• [WHAT YOU SHOULD DO] Omit the images, then output each of the records below exactly.

• [Dataset entries]
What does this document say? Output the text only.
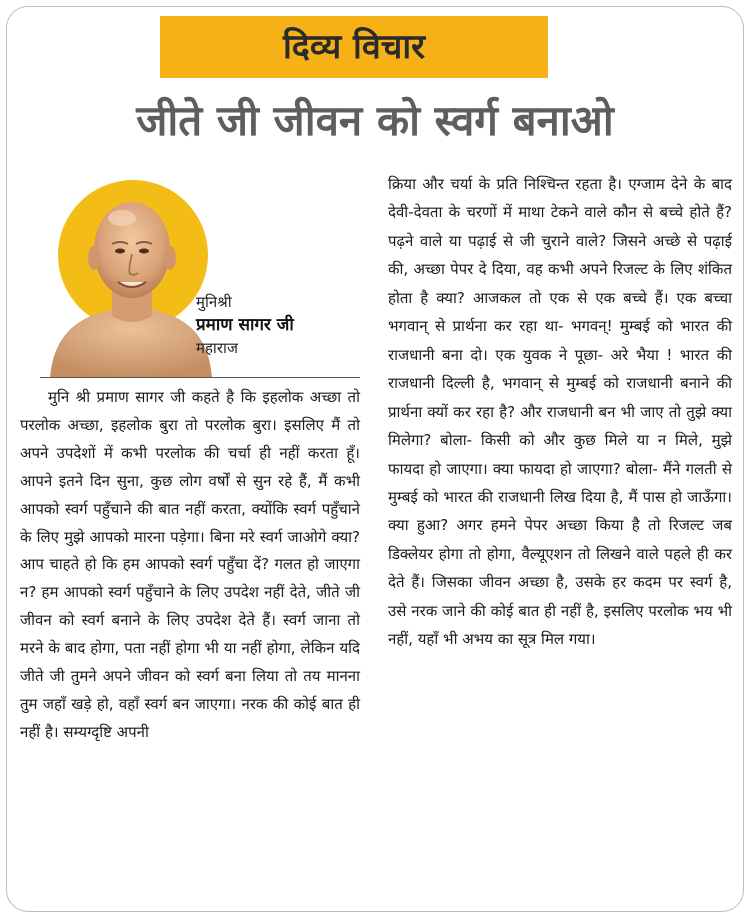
दिव्य विचार
जीते जी जीवन को स्वर्ग बनाओ
मुनिश्री
प्रमाण सागर जी
महाराज

मुनि श्री प्रमाण सागर जी कहते है कि इहलोक अच्छा तो परलोक अच्छा, इहलोक बुरा तो परलोक बुरा। इसलिए मैं तो अपने उपदेशों में कभी परलोक की चर्चा ही नहीं करता हूँ। आपने इतने दिन सुना, कुछ लोग वर्षों से सुन रहे हैं, मैं कभी आपको स्वर्ग पहुँचाने की बात नहीं करता, क्योंकि स्वर्ग पहुँचाने के लिए मुझे आपको मारना पड़ेगा। बिना मरे स्वर्ग जाओगे क्या? आप चाहते हो कि हम आपको स्वर्ग पहुँचा दें? गलत हो जाएगा न? हम आपको स्वर्ग पहुँचाने के लिए उपदेश नहीं देते, जीते जी जीवन को स्वर्ग बनाने के लिए उपदेश देते हैं। स्वर्ग जाना तो मरने के बाद होगा, पता नहीं होगा भी या नहीं होगा, लेकिन यदि जीते जी तुमने अपने जीवन को स्वर्ग बना लिया तो तय मानना तुम जहाँ खड़े हो, वहाँ स्वर्ग बन जाएगा। नरक की कोई बात ही नहीं है। सम्यग्दृष्टि अपनी

क्रिया और चर्या के प्रति निश्चिन्त रहता है। एग्जाम देने के बाद देवी-देवता के चरणों में माथा टेकने वाले कौन से बच्चे होते हैं? पढ़ने वाले या पढ़ाई से जी चुराने वाले? जिसने अच्छे से पढ़ाई की, अच्छा पेपर दे दिया, वह कभी अपने रिजल्ट के लिए शंकित होता है क्या? आजकल तो एक से एक बच्चे हैं। एक बच्चा भगवान् से प्रार्थना कर रहा था- भगवन्! मुम्बई को भारत की राजधानी बना दो। एक युवक ने पूछा- अरे भैया ! भारत की राजधानी दिल्ली है, भगवान् से मुम्बई को राजधानी बनाने की प्रार्थना क्यों कर रहा है? और राजधानी बन भी जाए तो तुझे क्या मिलेगा? बोला- किसी को और कुछ मिले या न मिले, मुझे फायदा हो जाएगा। क्या फायदा हो जाएगा? बोला- मैंने गलती से मुम्बई को भारत की राजधानी लिख दिया है, मैं पास हो जाऊँगा। क्या हुआ? अगर हमने पेपर अच्छा किया है तो रिजल्ट जब डिक्लेयर होगा तो होगा, वैल्यूएशन तो लिखने वाले पहले ही कर देते हैं। जिसका जीवन अच्छा है, उसके हर कदम पर स्वर्ग है, उसे नरक जाने की कोई बात ही नहीं है, इसलिए परलोक भय भी नहीं, यहाँ भी अभय का सूत्र मिल गया।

• [ANSWER IN FULL]
What does this document say? Output the text only.
दिव्य विचार
जीते जी जीवन को स्वर्ग बनाओ
मुनिश्री
प्रमाण सागर जी
महाराज

मुनि श्री प्रमाण सागर जी कहते है कि इहलोक अच्छा तो परलोक अच्छा, इहलोक बुरा तो परलोक बुरा। इसलिए मैं तो अपने उपदेशों में कभी परलोक की चर्चा ही नहीं करता हूँ। आपने इतने दिन सुना, कुछ लोग वर्षों से सुन रहे हैं, मैं कभी आपको स्वर्ग पहुँचाने की बात नहीं करता, क्योंकि स्वर्ग पहुँचाने के लिए मुझे आपको मारना पड़ेगा। बिना मरे स्वर्ग जाओगे क्या? आप चाहते हो कि हम आपको स्वर्ग पहुँचा दें? गलत हो जाएगा न? हम आपको स्वर्ग पहुँचाने के लिए उपदेश नहीं देते, जीते जी जीवन को स्वर्ग बनाने के लिए उपदेश देते हैं। स्वर्ग जाना तो मरने के बाद होगा, पता नहीं होगा भी या नहीं होगा, लेकिन यदि जीते जी तुमने अपने जीवन को स्वर्ग बना लिया तो तय मानना तुम जहाँ खड़े हो, वहाँ स्वर्ग बन जाएगा। नरक की कोई बात ही नहीं है। सम्यग्दृष्टि अपनी

क्रिया और चर्या के प्रति निश्चिन्त रहता है। एग्जाम देने के बाद देवी-देवता के चरणों में माथा टेकने वाले कौन से बच्चे होते हैं? पढ़ने वाले या पढ़ाई से जी चुराने वाले? जिसने अच्छे से पढ़ाई की, अच्छा पेपर दे दिया, वह कभी अपने रिजल्ट के लिए शंकित होता है क्या? आजकल तो एक से एक बच्चे हैं। एक बच्चा भगवान् से प्रार्थना कर रहा था- भगवन्! मुम्बई को भारत की राजधानी बना दो। एक युवक ने पूछा- अरे भैया ! भारत की राजधानी दिल्ली है, भगवान् से मुम्बई को राजधानी बनाने की प्रार्थना क्यों कर रहा है? और राजधानी बन भी जाए तो तुझे क्या मिलेगा? बोला- किसी को और कुछ मिले या न मिले, मुझे फायदा हो जाएगा। क्या फायदा हो जाएगा? बोला- मैंने गलती से मुम्बई को भारत की राजधानी लिख दिया है, मैं पास हो जाऊँगा। क्या हुआ? अगर हमने पेपर अच्छा किया है तो रिजल्ट जब डिक्लेयर होगा तो होगा, वैल्यूएशन तो लिखने वाले पहले ही कर देते हैं। जिसका जीवन अच्छा है, उसके हर कदम पर स्वर्ग है, उसे नरक जाने की कोई बात ही नहीं है, इसलिए परलोक भय भी नहीं, यहाँ भी अभय का सूत्र मिल गया।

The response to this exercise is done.